Give only the number of lines in the listing below where the string "JSON" occurs.

[Extracted records]

================

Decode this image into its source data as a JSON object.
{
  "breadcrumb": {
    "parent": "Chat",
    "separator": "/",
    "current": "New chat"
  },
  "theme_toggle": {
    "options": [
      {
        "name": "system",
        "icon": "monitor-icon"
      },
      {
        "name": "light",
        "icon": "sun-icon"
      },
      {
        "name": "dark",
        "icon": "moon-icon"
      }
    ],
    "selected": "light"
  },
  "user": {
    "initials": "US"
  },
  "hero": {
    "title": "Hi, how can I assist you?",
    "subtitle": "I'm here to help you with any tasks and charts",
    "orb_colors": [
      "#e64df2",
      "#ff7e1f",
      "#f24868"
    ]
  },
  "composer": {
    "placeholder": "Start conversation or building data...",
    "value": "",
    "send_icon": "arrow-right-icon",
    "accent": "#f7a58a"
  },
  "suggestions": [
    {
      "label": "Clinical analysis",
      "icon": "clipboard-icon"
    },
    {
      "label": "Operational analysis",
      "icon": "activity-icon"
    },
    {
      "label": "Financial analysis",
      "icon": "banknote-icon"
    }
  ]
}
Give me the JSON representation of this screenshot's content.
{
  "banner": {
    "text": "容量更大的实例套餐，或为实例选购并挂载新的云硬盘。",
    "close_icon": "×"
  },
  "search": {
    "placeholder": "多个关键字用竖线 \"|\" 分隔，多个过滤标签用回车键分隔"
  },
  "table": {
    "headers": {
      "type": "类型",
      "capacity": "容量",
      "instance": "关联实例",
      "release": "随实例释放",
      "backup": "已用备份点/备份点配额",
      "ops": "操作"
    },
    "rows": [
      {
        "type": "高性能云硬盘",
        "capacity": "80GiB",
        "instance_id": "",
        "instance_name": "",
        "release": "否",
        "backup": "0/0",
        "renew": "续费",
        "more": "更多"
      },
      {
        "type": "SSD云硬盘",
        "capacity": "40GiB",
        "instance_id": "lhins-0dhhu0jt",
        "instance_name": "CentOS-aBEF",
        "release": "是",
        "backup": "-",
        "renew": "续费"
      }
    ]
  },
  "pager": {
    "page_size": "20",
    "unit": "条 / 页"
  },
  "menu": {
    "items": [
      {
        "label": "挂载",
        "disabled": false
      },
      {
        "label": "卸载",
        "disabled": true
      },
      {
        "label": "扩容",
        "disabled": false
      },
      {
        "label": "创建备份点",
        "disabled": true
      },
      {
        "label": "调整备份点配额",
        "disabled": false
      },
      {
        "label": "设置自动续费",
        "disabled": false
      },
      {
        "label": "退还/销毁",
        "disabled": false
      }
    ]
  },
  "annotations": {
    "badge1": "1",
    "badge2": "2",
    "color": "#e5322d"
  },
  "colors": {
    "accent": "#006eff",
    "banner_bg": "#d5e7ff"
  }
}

================

→ **Answer to this exercise**
2